---- EXTRAIT DU TEXTE

Vous l’avez compris, le carrefour des années cinquante aboutit dans les années 60 à la rencontre de deux courants : l’ancienne école contre la nouvelle, les vieux de la vieille contre les jeunes voyous, l’autorité en place contre ceux qui voudraient s’emparer du pouvoir. Or si Verneuil n’est pas cité dans l’article de Truffaut paru en 54, il ne fait aucun doute qu’il est une des cibles préférées des Cahiers du Cinéma puisqu’il en est l’héritier direct. Pour ne rien arranger, il réalise en 1960 L’Affaire d’une Nuit, qui emprunte beaucoup à l’esthétique de la Nouvelle Vague. Scénarisé par Henri Jeanson qui avait déclaré être jaloux d’À Bout de Souffle, il se fera détruire par les Cahiers : “Je ne pensais pas Jeanson jaloux à ce point. Aidé par l’inévitable Aurenche et par le malléable Verneuil, il a essayé d’embourgeoiser Belmondo pour l’introduire plus facilement dans la tradition de la qualité”. Verneuil devient dès lors une cible facile pour les critiques des Cahiers, à cette époque-là indissociables de la Nouvelle Vague. 


C’est l’histoire d’un ingénieur contre une bande d’artistes, d’un mec qui a fait plus de 30 millions d’entrées contre quelques films qui ont gagné le cœur des critiques. Une histoire déjà racontée mille fois, avec ses héros et ses oubliés, au titre desquels Henri Verneuil.

--------
---- DONNÉES FOURNIES

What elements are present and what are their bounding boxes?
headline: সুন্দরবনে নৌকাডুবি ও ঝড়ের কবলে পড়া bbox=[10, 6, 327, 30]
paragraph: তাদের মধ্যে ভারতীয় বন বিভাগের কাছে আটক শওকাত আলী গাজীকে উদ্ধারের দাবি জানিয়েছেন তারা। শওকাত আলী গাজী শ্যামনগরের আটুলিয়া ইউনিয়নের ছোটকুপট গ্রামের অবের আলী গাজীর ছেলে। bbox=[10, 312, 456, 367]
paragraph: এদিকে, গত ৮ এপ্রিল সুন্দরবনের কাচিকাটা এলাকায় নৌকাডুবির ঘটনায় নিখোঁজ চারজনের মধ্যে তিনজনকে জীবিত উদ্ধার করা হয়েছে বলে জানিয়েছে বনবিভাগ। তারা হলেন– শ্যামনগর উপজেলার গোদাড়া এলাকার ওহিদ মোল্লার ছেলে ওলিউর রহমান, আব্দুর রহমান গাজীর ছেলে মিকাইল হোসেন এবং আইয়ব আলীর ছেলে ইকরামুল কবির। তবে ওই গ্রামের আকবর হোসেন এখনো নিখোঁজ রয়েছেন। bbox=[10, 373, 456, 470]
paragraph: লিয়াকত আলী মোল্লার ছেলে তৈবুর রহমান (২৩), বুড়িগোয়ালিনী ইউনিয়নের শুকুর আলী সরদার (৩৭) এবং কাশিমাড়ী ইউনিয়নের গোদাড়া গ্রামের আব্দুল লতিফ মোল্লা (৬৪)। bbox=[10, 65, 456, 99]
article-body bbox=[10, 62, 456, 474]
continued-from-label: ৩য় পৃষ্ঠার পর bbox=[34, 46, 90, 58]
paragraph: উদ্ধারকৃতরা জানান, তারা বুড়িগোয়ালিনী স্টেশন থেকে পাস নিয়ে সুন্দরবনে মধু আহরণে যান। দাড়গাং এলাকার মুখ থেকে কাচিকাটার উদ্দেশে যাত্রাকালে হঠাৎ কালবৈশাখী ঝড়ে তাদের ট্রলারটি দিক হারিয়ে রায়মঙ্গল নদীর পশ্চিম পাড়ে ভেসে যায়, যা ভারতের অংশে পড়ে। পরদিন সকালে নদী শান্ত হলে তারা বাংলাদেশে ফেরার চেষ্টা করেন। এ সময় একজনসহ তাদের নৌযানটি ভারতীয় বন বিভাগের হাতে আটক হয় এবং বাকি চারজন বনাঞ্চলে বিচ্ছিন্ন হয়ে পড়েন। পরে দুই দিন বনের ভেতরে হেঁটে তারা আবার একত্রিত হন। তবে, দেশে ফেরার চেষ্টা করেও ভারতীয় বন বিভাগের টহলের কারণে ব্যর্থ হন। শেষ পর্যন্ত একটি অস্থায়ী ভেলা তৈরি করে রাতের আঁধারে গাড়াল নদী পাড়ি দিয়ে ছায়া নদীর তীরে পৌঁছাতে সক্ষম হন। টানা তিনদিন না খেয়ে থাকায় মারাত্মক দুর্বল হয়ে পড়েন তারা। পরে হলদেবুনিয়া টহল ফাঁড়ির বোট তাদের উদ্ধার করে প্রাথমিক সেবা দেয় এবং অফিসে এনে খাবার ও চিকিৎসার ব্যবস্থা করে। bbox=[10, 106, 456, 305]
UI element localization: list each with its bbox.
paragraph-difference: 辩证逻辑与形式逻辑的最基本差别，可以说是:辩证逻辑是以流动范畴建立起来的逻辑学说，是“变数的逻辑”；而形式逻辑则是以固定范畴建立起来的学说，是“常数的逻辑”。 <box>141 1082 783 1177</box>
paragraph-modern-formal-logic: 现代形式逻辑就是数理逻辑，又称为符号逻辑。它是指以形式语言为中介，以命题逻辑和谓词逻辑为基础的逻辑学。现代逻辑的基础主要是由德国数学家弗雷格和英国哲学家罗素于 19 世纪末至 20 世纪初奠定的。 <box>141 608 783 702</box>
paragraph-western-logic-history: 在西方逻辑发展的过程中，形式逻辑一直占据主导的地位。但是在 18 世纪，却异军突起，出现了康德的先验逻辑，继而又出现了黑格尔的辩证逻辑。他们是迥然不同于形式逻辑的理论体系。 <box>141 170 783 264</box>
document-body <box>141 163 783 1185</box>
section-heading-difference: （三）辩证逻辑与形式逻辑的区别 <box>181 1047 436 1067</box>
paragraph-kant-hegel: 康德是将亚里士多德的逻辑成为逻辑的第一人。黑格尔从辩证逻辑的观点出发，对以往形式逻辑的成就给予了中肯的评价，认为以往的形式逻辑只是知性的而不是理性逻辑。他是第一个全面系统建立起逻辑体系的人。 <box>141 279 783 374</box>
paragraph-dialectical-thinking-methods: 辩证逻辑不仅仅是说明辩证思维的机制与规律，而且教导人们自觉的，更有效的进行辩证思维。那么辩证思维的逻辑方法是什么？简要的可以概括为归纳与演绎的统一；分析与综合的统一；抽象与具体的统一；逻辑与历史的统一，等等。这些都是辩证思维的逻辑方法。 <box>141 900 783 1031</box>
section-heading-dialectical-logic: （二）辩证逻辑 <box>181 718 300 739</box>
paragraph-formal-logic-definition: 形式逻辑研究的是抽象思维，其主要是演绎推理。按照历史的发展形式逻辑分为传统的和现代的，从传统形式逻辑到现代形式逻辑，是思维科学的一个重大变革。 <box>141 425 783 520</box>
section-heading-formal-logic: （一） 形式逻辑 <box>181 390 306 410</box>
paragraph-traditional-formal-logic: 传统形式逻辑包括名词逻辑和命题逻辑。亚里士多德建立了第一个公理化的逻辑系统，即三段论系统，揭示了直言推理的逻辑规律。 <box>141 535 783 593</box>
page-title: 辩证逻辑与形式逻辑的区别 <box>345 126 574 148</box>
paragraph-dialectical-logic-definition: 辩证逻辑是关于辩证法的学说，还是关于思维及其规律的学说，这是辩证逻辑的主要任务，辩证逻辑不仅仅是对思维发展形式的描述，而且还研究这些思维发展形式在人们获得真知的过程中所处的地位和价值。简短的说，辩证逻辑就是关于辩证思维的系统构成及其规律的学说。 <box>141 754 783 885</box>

--------

CONSIGNE 1:
D'après l'extrait sur Henri Verneuil, qui a écrit le scénario de L'Affaire d'une Nuit ?
CONSIGNE 2:
Recopiez le passage de l'extrait sur Henri Verneuil qui commence aux mots « C’est l’histoire d’un » et arrêtez-vous après « desquels Henri Verneuil. ».

RÉPONSE RÉDIGÉE 1:
Le scénario a été écrit par Henri Jeanson.

RÉPONSE RÉDIGÉE 2:
C’est l’histoire d’un ingénieur contre une bande d’artistes, d’un mec qui a fait plus de 30 millions d’entrées contre quelques films qui ont gagné le cœur des critiques. Une histoire déjà racontée mille fois, avec ses héros et ses oubliés, au titre desquels Henri Verneuil.